-- Aim of the exercise --
Can you express the entries below as a JSON list of strings, one string per line and blank lines omitted, covering only the stretch that opens with the line containing "- header-divider: [10, 162, 1210, 163]" and closes with the line containing "- table-row: 1º Italia", both ends included?

A block of data:
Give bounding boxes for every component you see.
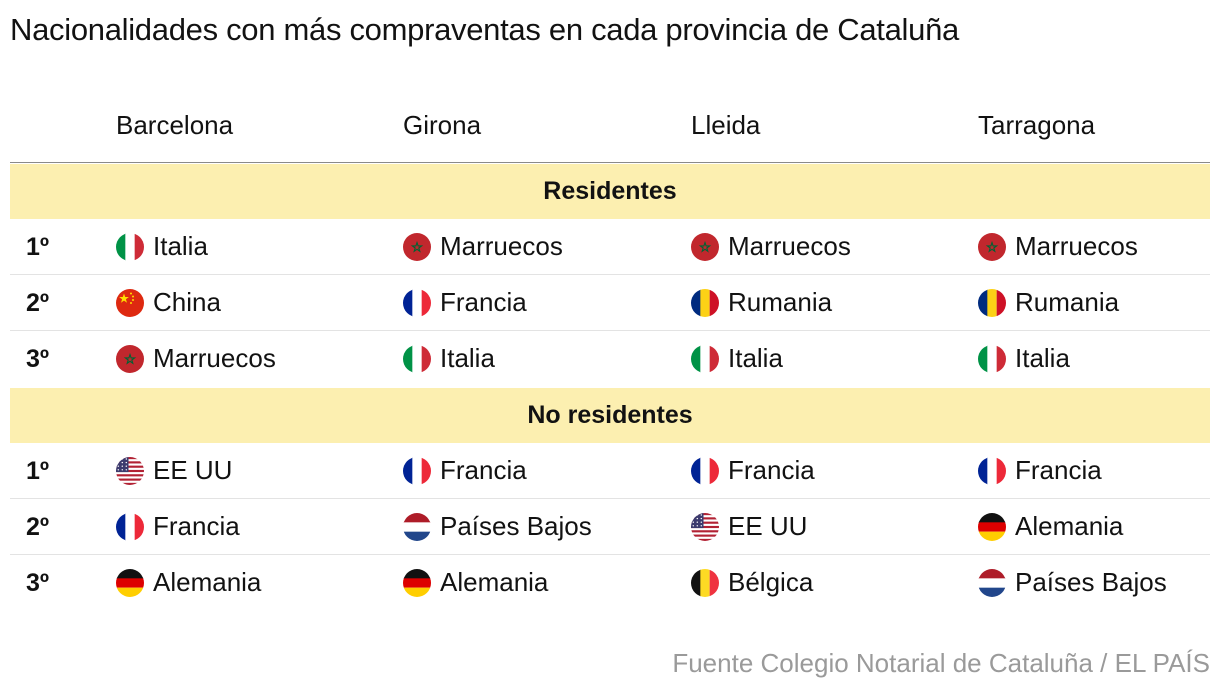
- header-divider: [10, 162, 1210, 163]
- country-cell-lleida: Bélgica: [691, 555, 813, 610]
- country-name: Marruecos: [1015, 231, 1138, 261]
- country-cell-barcelona: Alemania: [116, 555, 261, 610]
- country-name: China: [153, 287, 221, 317]
- country-cell-lleida: Marruecos: [691, 219, 851, 274]
- belgium-flag-icon: [691, 568, 719, 597]
- chart-title: Nacionalidades con más compraventas en c…: [10, 12, 959, 47]
- germany-flag-icon: [116, 568, 144, 597]
- country-name: Alemania: [1015, 511, 1124, 541]
- country-name: Italia: [153, 231, 208, 261]
- country-name: Países Bajos: [1015, 567, 1167, 597]
- country-name: Bélgica: [728, 567, 814, 597]
- country-name: Italia: [728, 343, 783, 373]
- country-cell-girona: Francia: [403, 275, 527, 330]
- usa-flag-icon: [116, 456, 144, 485]
- column-header-tarragona: Tarragona: [978, 110, 1096, 140]
- rank-label: 2º: [26, 513, 50, 541]
- table-row: 1º Italia Marruecos Marruecos Marruecos: [10, 219, 1210, 275]
- france-flag-icon: [691, 456, 719, 485]
- country-cell-girona: Italia: [403, 331, 495, 386]
- table-row: 2º China Francia Rumania Rumania: [10, 275, 1210, 331]
- table-row: 1º EE UU Francia Francia Francia: [10, 443, 1210, 499]
- column-header-barcelona: Barcelona: [116, 110, 234, 140]
- source-note: Fuente Colegio Notarial de Cataluña / EL…: [672, 648, 1210, 678]
- country-cell-barcelona: Marruecos: [116, 331, 276, 386]
- country-name: Francia: [440, 287, 527, 317]
- usa-flag-icon: [691, 512, 719, 541]
- france-flag-icon: [116, 512, 144, 541]
- section-header-residentes: Residentes: [10, 164, 1210, 219]
- france-flag-icon: [403, 288, 431, 317]
- rank-label: 2º: [26, 289, 50, 317]
- rank-label: 1º: [26, 233, 50, 261]
- morocco-flag-icon: [116, 344, 144, 373]
- germany-flag-icon: [978, 512, 1006, 541]
- country-cell-tarragona: Marruecos: [978, 219, 1138, 274]
- table-row: 2º Francia Países Bajos EE UU Alemania: [10, 499, 1210, 555]
- country-name: Italia: [440, 343, 495, 373]
- country-cell-girona: Francia: [403, 443, 527, 498]
- country-cell-tarragona: Italia: [978, 331, 1070, 386]
- country-cell-tarragona: Alemania: [978, 499, 1123, 554]
- romania-flag-icon: [978, 288, 1006, 317]
- country-name: Marruecos: [440, 231, 563, 261]
- country-name: EE UU: [728, 511, 808, 541]
- country-cell-barcelona: Francia: [116, 499, 240, 554]
- rank-label: 3º: [26, 569, 50, 597]
- germany-flag-icon: [403, 568, 431, 597]
- country-cell-barcelona: Italia: [116, 219, 208, 274]
- country-cell-tarragona: Rumania: [978, 275, 1119, 330]
- country-name: Marruecos: [728, 231, 851, 261]
- country-name: Francia: [728, 455, 815, 485]
- country-name: Alemania: [440, 567, 549, 597]
- country-cell-girona: Países Bajos: [403, 499, 592, 554]
- column-header-girona: Girona: [403, 110, 482, 140]
- country-cell-lleida: Francia: [691, 443, 815, 498]
- country-cell-barcelona: China: [116, 275, 221, 330]
- country-name: Rumania: [1015, 287, 1120, 317]
- country-cell-barcelona: EE UU: [116, 443, 232, 498]
- country-cell-girona: Marruecos: [403, 219, 563, 274]
- morocco-flag-icon: [691, 232, 719, 261]
- country-name: Marruecos: [153, 343, 276, 373]
- italy-flag-icon: [116, 232, 144, 261]
- country-cell-girona: Alemania: [403, 555, 548, 610]
- netherlands-flag-icon: [403, 512, 431, 541]
- section-header-no-residentes: No residentes: [10, 388, 1210, 443]
- country-name: Francia: [153, 511, 240, 541]
- italy-flag-icon: [691, 344, 719, 373]
- country-name: Francia: [440, 455, 527, 485]
- table-row: 3º Marruecos Italia Italia Italia: [10, 331, 1210, 387]
- country-name: Italia: [1015, 343, 1070, 373]
- italy-flag-icon: [978, 344, 1006, 373]
- country-name: Países Bajos: [440, 511, 592, 541]
- country-cell-lleida: Italia: [691, 331, 783, 386]
- country-cell-tarragona: Países Bajos: [978, 555, 1167, 610]
- france-flag-icon: [978, 456, 1006, 485]
- morocco-flag-icon: [403, 232, 431, 261]
- country-name: Francia: [1015, 455, 1102, 485]
- country-cell-lleida: Rumania: [691, 275, 832, 330]
- table-row: 3º Alemania Alemania Bélgica Países Bajos: [10, 555, 1210, 611]
- rank-label: 1º: [26, 457, 50, 485]
- netherlands-flag-icon: [978, 568, 1006, 597]
- romania-flag-icon: [691, 288, 719, 317]
- morocco-flag-icon: [978, 232, 1006, 261]
- country-cell-tarragona: Francia: [978, 443, 1102, 498]
- rank-label: 3º: [26, 345, 50, 373]
- country-name: Alemania: [153, 567, 262, 597]
- china-flag-icon: [116, 288, 144, 317]
- france-flag-icon: [403, 456, 431, 485]
- italy-flag-icon: [403, 344, 431, 373]
- country-cell-lleida: EE UU: [691, 499, 807, 554]
- column-header-lleida: Lleida: [691, 110, 761, 140]
- country-name: EE UU: [153, 455, 233, 485]
- country-name: Rumania: [728, 287, 833, 317]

-- Answer for the task --
[
  "- header-divider: [10, 162, 1210, 163]",
  "- country-cell-lleida: Bélgica: [691, 555, 813, 610]",
  "- country-name: Marruecos: [1015, 231, 1138, 261]",
  "- country-cell-barcelona: Alemania: [116, 555, 261, 610]",
  "- country-name: China: [153, 287, 221, 317]",
  "- country-cell-lleida: Marruecos: [691, 219, 851, 274]",
  "- belgium-flag-icon: [691, 568, 719, 597]",
  "- chart-title: Nacionalidades con más compraventas en c…: [10, 12, 959, 47]",
  "- germany-flag-icon: [116, 568, 144, 597]",
  "- country-name: Alemania: [1015, 511, 1124, 541]",
  "- country-name: Italia: [153, 231, 208, 261]",
  "- country-name: Países Bajos: [1015, 567, 1167, 597]",
  "- country-name: Bélgica: [728, 567, 814, 597]",
  "- country-name: Italia: [728, 343, 783, 373]",
  "- country-cell-girona: Francia: [403, 275, 527, 330]",
  "- usa-flag-icon: [116, 456, 144, 485]",
  "- column-header-tarragona: Tarragona: [978, 110, 1096, 140]",
  "- rank-label: 2º: [26, 513, 50, 541]",
  "- table-row: 1º Italia Marruecos Marruecos Marruecos: [10, 219, 1210, 275]"
]